**Records for the exercise:**
.....
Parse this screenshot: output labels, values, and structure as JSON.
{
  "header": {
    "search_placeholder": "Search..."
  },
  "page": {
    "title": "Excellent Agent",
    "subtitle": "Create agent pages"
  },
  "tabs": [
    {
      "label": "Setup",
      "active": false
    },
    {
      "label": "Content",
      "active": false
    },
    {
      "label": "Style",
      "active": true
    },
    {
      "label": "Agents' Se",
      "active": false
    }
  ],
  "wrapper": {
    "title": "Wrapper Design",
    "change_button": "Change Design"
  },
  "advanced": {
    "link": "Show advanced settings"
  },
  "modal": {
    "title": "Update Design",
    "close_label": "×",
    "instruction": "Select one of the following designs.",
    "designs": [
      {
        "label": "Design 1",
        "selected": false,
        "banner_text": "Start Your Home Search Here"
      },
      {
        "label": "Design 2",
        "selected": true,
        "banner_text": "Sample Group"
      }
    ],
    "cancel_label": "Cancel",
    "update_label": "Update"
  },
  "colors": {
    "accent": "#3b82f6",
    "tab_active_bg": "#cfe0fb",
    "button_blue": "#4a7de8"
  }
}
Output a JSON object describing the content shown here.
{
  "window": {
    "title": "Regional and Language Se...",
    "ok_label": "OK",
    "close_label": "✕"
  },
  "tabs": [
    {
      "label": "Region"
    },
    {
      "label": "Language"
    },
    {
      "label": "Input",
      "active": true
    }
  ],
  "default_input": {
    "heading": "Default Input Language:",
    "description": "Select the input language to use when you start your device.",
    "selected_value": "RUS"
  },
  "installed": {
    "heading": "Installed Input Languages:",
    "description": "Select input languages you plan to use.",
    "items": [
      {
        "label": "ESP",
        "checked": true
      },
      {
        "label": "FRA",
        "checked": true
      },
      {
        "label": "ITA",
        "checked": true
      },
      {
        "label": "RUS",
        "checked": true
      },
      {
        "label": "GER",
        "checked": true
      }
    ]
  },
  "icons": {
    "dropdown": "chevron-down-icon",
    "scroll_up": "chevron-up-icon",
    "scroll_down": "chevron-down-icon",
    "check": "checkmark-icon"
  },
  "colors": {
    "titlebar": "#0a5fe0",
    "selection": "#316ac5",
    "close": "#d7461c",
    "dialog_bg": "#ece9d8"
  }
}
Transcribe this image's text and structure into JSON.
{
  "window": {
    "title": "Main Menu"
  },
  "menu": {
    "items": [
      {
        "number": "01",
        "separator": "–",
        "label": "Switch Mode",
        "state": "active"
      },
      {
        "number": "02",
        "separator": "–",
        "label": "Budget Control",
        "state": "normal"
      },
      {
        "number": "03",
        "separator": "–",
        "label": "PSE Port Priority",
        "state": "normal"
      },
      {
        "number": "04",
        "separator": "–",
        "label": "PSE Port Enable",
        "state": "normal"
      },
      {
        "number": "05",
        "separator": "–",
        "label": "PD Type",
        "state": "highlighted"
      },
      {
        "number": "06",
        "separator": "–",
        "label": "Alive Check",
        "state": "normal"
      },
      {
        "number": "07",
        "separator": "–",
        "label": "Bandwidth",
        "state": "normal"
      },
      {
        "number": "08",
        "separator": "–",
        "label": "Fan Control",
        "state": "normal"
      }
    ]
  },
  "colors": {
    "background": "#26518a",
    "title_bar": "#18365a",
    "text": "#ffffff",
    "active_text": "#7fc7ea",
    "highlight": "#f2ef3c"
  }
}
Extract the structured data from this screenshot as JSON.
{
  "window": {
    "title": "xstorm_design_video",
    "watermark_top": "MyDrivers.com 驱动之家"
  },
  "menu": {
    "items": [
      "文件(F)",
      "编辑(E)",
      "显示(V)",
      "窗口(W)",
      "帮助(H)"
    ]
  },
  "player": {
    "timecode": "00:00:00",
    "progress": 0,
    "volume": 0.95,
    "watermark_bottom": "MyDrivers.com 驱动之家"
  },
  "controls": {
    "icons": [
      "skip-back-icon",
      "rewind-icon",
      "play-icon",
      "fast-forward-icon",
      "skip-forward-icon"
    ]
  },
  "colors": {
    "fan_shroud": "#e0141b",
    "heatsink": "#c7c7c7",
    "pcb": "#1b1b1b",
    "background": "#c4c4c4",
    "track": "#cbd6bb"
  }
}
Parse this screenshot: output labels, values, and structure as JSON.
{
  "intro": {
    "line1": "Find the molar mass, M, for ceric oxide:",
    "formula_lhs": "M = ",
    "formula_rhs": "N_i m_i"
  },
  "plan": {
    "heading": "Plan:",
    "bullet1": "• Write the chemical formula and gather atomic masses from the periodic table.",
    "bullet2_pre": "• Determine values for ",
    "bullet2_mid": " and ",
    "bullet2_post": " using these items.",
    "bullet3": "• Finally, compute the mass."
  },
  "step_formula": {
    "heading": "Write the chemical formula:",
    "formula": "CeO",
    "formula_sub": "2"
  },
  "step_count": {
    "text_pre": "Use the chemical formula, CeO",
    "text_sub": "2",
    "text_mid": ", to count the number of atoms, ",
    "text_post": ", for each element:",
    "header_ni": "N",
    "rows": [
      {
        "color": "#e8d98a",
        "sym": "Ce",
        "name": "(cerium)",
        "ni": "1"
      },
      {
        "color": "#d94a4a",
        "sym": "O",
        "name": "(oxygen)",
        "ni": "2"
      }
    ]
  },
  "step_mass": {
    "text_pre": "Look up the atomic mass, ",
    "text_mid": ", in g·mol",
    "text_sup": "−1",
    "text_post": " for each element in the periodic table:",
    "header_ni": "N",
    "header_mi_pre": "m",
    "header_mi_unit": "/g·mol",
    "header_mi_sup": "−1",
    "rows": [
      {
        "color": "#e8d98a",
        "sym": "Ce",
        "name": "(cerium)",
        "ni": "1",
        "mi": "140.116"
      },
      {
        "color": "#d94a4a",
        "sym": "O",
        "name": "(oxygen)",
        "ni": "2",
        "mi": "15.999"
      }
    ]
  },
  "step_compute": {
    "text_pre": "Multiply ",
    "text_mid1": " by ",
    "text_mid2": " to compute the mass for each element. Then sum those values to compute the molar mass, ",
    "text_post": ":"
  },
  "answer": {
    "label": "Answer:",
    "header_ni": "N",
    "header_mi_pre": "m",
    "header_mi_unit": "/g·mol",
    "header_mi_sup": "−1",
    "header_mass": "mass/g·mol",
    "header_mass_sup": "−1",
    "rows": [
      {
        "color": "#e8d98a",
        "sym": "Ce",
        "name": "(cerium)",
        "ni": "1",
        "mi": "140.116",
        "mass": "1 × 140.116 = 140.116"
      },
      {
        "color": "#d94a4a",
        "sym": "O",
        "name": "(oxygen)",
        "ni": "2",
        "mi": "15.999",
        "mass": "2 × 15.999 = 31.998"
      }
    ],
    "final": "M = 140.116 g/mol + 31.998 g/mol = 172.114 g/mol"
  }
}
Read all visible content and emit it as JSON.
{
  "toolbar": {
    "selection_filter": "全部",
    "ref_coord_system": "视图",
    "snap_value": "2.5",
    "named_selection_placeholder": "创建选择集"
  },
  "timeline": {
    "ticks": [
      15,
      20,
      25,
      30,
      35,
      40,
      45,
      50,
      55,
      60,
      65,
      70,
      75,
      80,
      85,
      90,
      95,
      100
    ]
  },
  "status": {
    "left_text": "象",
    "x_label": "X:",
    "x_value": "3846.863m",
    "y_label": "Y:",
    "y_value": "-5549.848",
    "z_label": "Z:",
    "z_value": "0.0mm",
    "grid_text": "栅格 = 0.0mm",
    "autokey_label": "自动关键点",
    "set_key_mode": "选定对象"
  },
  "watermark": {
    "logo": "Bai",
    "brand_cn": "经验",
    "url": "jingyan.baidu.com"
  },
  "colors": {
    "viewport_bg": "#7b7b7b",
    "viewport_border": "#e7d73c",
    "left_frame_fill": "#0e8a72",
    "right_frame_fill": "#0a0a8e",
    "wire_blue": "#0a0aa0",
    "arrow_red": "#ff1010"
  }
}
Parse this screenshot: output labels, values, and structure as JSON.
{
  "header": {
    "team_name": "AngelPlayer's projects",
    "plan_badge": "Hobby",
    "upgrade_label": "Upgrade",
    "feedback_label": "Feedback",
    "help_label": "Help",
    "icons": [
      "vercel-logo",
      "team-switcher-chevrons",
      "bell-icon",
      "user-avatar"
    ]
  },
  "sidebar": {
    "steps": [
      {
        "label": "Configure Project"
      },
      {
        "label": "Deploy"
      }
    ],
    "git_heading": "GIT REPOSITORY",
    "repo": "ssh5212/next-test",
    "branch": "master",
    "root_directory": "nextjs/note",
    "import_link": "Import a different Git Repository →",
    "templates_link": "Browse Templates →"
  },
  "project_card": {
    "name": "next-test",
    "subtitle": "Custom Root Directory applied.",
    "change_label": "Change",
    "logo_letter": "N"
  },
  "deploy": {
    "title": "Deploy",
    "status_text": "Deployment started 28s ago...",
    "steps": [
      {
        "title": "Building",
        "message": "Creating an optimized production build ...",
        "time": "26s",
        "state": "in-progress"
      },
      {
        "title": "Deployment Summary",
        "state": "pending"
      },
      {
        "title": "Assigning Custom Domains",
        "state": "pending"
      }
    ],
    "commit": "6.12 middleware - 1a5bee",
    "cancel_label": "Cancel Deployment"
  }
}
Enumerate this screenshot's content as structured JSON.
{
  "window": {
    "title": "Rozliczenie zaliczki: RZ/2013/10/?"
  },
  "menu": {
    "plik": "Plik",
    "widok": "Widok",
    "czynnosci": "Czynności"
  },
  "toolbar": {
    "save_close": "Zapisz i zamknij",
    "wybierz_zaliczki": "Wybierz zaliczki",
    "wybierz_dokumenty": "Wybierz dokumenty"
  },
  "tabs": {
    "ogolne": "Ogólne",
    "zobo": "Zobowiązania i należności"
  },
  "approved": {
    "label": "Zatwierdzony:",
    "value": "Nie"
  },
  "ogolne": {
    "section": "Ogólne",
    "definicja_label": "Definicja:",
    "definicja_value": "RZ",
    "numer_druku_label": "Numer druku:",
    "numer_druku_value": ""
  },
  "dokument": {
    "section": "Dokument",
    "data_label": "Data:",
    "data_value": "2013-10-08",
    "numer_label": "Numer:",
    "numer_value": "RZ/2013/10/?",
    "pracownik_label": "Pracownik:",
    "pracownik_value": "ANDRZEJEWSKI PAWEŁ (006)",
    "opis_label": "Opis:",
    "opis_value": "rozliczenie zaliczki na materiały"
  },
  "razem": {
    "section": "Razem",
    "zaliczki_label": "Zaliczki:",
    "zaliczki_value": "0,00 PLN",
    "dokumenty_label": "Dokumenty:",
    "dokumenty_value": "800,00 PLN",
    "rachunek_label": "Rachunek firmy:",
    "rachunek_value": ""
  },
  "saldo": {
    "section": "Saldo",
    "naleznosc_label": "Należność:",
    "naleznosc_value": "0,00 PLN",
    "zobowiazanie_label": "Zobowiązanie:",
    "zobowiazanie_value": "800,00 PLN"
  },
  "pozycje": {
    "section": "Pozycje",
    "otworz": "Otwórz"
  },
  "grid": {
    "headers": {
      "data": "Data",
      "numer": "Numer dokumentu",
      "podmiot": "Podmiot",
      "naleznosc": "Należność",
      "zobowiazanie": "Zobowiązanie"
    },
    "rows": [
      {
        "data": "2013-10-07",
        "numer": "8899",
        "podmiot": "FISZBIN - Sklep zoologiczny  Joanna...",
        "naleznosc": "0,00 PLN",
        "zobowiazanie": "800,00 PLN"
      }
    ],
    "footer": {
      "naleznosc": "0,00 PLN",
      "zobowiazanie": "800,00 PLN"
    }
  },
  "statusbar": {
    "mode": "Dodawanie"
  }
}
.....
**Prompt:**
Find the lines with the string "chemical" and reproduce them.

**Solution below:**
    "bullet1": "• Write the chemical formula and gather atomic masses from the periodic table.",
    "heading": "Write the chemical formula:",
    "text_pre": "Use the chemical formula, CeO",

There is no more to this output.